- **Problem details**
Restate the whole listing word for word. Pictures are left out.

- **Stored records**
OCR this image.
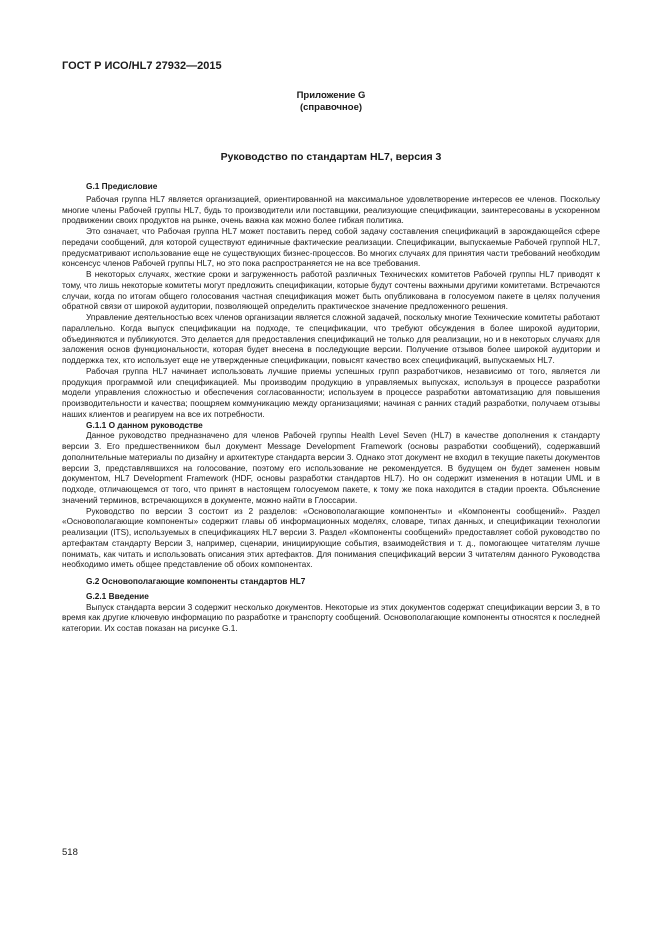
ГОСТ Р ИСО/HL7 27932—2015
Приложение G
(справочное)
Руководство по стандартам HL7, версия 3
G.1 Предисловие

Рабочая группа HL7 является организацией, ориентированной на максимальное удовлетворение интересов ее членов. Поскольку многие члены Рабочей группы HL7, будь то производители или поставщики, реализующие спецификации, заинтересованы в ускоренном продвижении своих продуктов на рынке, очень важна как можно более гибкая политика.

Это означает, что Рабочая группа HL7 может поставить перед собой задачу составления спецификаций в зарождающейся сфере передачи сообщений, для которой существуют единичные фактические реализации. Спецификации, выпускаемые Рабочей группой HL7, предусматривают использование еще не существующих бизнес-процессов. Во многих случаях для принятия части требований необходим консенсус членов Рабочей группы HL7, но это пока распространяется не на все требования.

В некоторых случаях, жесткие сроки и загруженность работой различных Технических комитетов Рабочей группы HL7 приводят к тому, что лишь некоторые комитеты могут предложить спецификации, которые будут сочтены важными другими комитетами. Встречаются случаи, когда по итогам общего голосования частная спецификация может быть опубликована в голосуемом пакете в целях получения обратной связи от широкой аудитории, позволяющей определить практическое значение предложенного решения.

Управление деятельностью всех членов организации является сложной задачей, поскольку многие Технические комитеты работают параллельно. Когда выпуск спецификации на подходе, те спецификации, что требуют обсуждения в более широкой аудитории, объединяются и публикуются. Это делается для предоставления спецификаций не только для реализации, но и в некоторых случаях для заложения основ функциональности, которая будет внесена в последующие версии. Получение отзывов более широкой аудитории и поддержка тех, кто использует еще не утвержденные спецификации, повысят качество всех спецификаций, выпускаемых HL7.

Рабочая группа HL7 начинает использовать лучшие приемы успешных групп разработчиков, независимо от того, является ли продукция программой или спецификацией. Мы производим продукцию в управляемых выпусках, используя в процессе разработки модели управления сложностью и обеспечения согласованности; используем в процессе разработки автоматизацию для повышения производительности и качества; поощряем коммуникацию между организациями; начиная с ранних стадий разработки, получаем отзывы наших клиентов и реагируем на все их потребности.

G.1.1 О данном руководстве

Данное руководство предназначено для членов Рабочей группы Health Level Seven (HL7) в качестве дополнения к стандарту версии 3. Его предшественником был документ Message Development Framework (основы разработки сообщений), содержавший дополнительные материалы по дизайну и архитектуре стандарта версии 3. Однако этот документ не входил в текущие пакеты документов версии 3, представлявшихся на голосование, поэтому его использование не рекомендуется. В будущем он будет заменен новым документом, HL7 Development Framework (HDF, основы разработки стандартов HL7). Но он содержит изменения в нотации UML и в подходе, отличающемся от того, что принят в настоящем голосуемом пакете, к тому же пока находится в стадии проекта. Объяснение значений терминов, встречающихся в документе, можно найти в Глоссарии.

Руководство по версии 3 состоит из 2 разделов: «Основополагающие компоненты» и «Компоненты сообщений». Раздел «Основополагающие компоненты» содержит главы об информационных моделях, словаре, типах данных, и спецификации технологии реализации (ITS), используемых в спецификациях HL7 версии 3. Раздел «Компоненты сообщений» предоставляет собой руководство по артефактам стандарту Версии 3, например, сценарии, инициирующие события, взаимодействия и т. д., помогающее читателям лучше понимать, как читать и использовать описания этих артефактов. Для понимания спецификаций версии 3 читателям данного Руководства необходимо иметь общее представление об обоих компонентах.

G.2 Основополагающие компоненты стандартов HL7
G.2.1 Введение

Выпуск стандарта версии 3 содержит несколько документов. Некоторые из этих документов содержат спецификации версии 3, в то время как другие ключевую информацию по разработке и транспорту сообщений. Основополагающие компоненты относятся к последней категории. Их состав показан на рисунке G.1.

518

- **Answer for the task**
OCR this image.
ГОСТ Р ИСО/HL7 27932—2015
Приложение G
(справочное)
Руководство по стандартам HL7, версия 3
G.1 Предисловие

Рабочая группа HL7 является организацией, ориентированной на максимальное удовлетворение интересов ее членов. Поскольку многие члены Рабочей группы HL7, будь то производители или поставщики, реализующие спецификации, заинтересованы в ускоренном продвижении своих продуктов на рынке, очень важна как можно более гибкая политика.

Это означает, что Рабочая группа HL7 может поставить перед собой задачу составления спецификаций в зарождающейся сфере передачи сообщений, для которой существуют единичные фактические реализации. Спецификации, выпускаемые Рабочей группой HL7, предусматривают использование еще не существующих бизнес-процессов. Во многих случаях для принятия части требований необходим консенсус членов Рабочей группы HL7, но это пока распространяется не на все требования.

В некоторых случаях, жесткие сроки и загруженность работой различных Технических комитетов Рабочей группы HL7 приводят к тому, что лишь некоторые комитеты могут предложить спецификации, которые будут сочтены важными другими комитетами. Встречаются случаи, когда по итогам общего голосования частная спецификация может быть опубликована в голосуемом пакете в целях получения обратной связи от широкой аудитории, позволяющей определить практическое значение предложенного решения.

Управление деятельностью всех членов организации является сложной задачей, поскольку многие Технические комитеты работают параллельно. Когда выпуск спецификации на подходе, те спецификации, что требуют обсуждения в более широкой аудитории, объединяются и публикуются. Это делается для предоставления спецификаций не только для реализации, но и в некоторых случаях для заложения основ функциональности, которая будет внесена в последующие версии. Получение отзывов более широкой аудитории и поддержка тех, кто использует еще не утвержденные спецификации, повысят качество всех спецификаций, выпускаемых HL7.

Рабочая группа HL7 начинает использовать лучшие приемы успешных групп разработчиков, независимо от того, является ли продукция программой или спецификацией. Мы производим продукцию в управляемых выпусках, используя в процессе разработки модели управления сложностью и обеспечения согласованности; используем в процессе разработки автоматизацию для повышения производительности и качества; поощряем коммуникацию между организациями; начиная с ранних стадий разработки, получаем отзывы наших клиентов и реагируем на все их потребности.

G.1.1 О данном руководстве

Данное руководство предназначено для членов Рабочей группы Health Level Seven (HL7) в качестве дополнения к стандарту версии 3. Его предшественником был документ Message Development Framework (основы разработки сообщений), содержавший дополнительные материалы по дизайну и архитектуре стандарта версии 3. Однако этот документ не входил в текущие пакеты документов версии 3, представлявшихся на голосование, поэтому его использование не рекомендуется. В будущем он будет заменен новым документом, HL7 Development Framework (HDF, основы разработки стандартов HL7). Но он содержит изменения в нотации UML и в подходе, отличающемся от того, что принят в настоящем голосуемом пакете, к тому же пока находится в стадии проекта. Объяснение значений терминов, встречающихся в документе, можно найти в Глоссарии.

Руководство по версии 3 состоит из 2 разделов: «Основополагающие компоненты» и «Компоненты сообщений». Раздел «Основополагающие компоненты» содержит главы об информационных моделях, словаре, типах данных, и спецификации технологии реализации (ITS), используемых в спецификациях HL7 версии 3. Раздел «Компоненты сообщений» предоставляет собой руководство по артефактам стандарту Версии 3, например, сценарии, инициирующие события, взаимодействия и т. д., помогающее читателям лучше понимать, как читать и использовать описания этих артефактов. Для понимания спецификаций версии 3 читателям данного Руководства необходимо иметь общее представление об обоих компонентах.

G.2 Основополагающие компоненты стандартов HL7
G.2.1 Введение

Выпуск стандарта версии 3 содержит несколько документов. Некоторые из этих документов содержат спецификации версии 3, в то время как другие ключевую информацию по разработке и транспорту сообщений. Основополагающие компоненты относятся к последней категории. Их состав показан на рисунке G.1.

518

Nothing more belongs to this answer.